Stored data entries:

————

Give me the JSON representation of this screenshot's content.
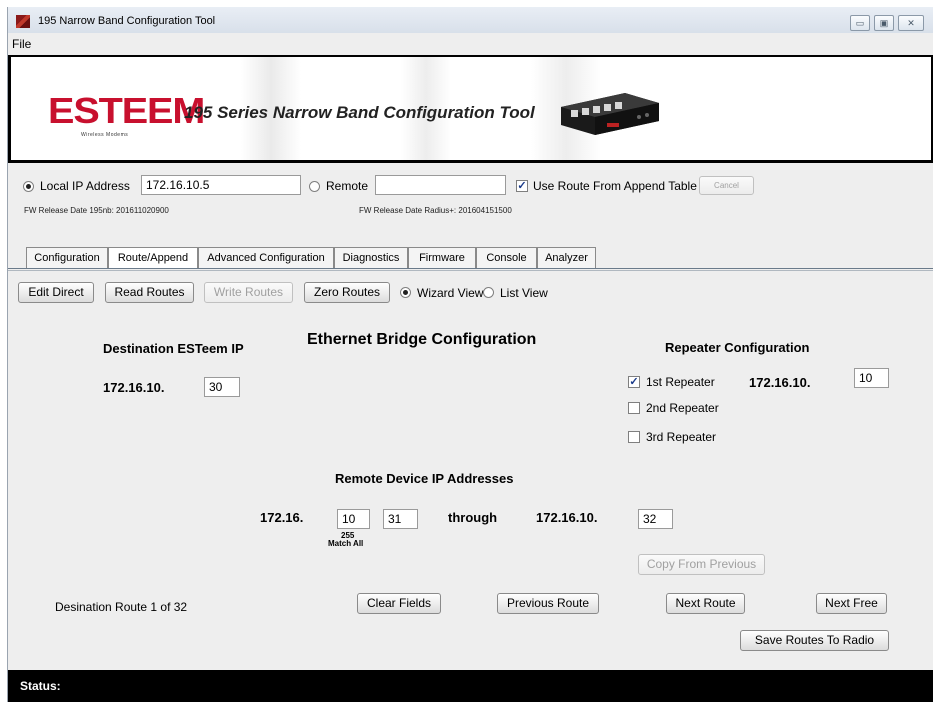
{
  "window": {
    "title": "195 Narrow Band Configuration Tool",
    "buttons": {
      "minimize": "▭",
      "maximize": "▣",
      "close": "✕"
    }
  },
  "menu": {
    "file": "File"
  },
  "banner": {
    "logo": "ESTEEM",
    "logo_sub": "Wireless Modems",
    "title": "195 Series Narrow Band Configuration Tool"
  },
  "connection": {
    "local_label": "Local IP Address",
    "local_ip": "172.16.10.5",
    "local_selected": true,
    "remote_label": "Remote",
    "remote_value": "",
    "remote_selected": false,
    "use_route_label": "Use Route From Append Table",
    "use_route_checked": true,
    "cancel_label": "Cancel",
    "fw_195nb": "FW Release Date 195nb: 201611020900",
    "fw_radius": "FW Release Date Radius+: 201604151500"
  },
  "tabs": [
    {
      "label": "Configuration",
      "active": false
    },
    {
      "label": "Route/Append",
      "active": true
    },
    {
      "label": "Advanced Configuration",
      "active": false
    },
    {
      "label": "Diagnostics",
      "active": false
    },
    {
      "label": "Firmware",
      "active": false
    },
    {
      "label": "Console",
      "active": false
    },
    {
      "label": "Analyzer",
      "active": false
    }
  ],
  "toolbar": {
    "edit_direct": "Edit Direct",
    "read_routes": "Read Routes",
    "write_routes": "Write Routes",
    "zero_routes": "Zero Routes",
    "wizard_view": "Wizard View",
    "list_view": "List View"
  },
  "bridge": {
    "title": "Ethernet Bridge Configuration",
    "dest_heading": "Destination ESTeem IP",
    "dest_prefix": "172.16.10.",
    "dest_value": "30"
  },
  "repeater": {
    "heading": "Repeater Configuration",
    "first_label": "1st Repeater",
    "first_checked": true,
    "first_prefix": "172.16.10.",
    "first_value": "10",
    "second_label": "2nd Repeater",
    "second_checked": false,
    "third_label": "3rd Repeater",
    "third_checked": false
  },
  "remote_devices": {
    "heading": "Remote Device IP Addresses",
    "prefix": "172.16.",
    "octet3": "10",
    "octet4_start": "31",
    "through_label": "through",
    "end_prefix": "172.16.10.",
    "octet4_end": "32",
    "hint_value": "255",
    "hint_label": "Match All",
    "copy_previous": "Copy From Previous"
  },
  "navigation": {
    "route_info": "Desination Route 1 of 32",
    "clear_fields": "Clear Fields",
    "previous_route": "Previous Route",
    "next_route": "Next Route",
    "next_free": "Next Free",
    "save_routes": "Save Routes To Radio"
  },
  "status": {
    "label": "Status:"
  },
  "colors": {
    "logo_red": "#c8102e",
    "status_bg": "#000000"
  }
}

————

_What you should do_
Pick out each line above that includes "title" and show it.

_Solved exercise_
    "title": "195 Narrow Band Configuration Tool",
    "title": "195 Series Narrow Band Configuration Tool"
    "title": "Ethernet Bridge Configuration",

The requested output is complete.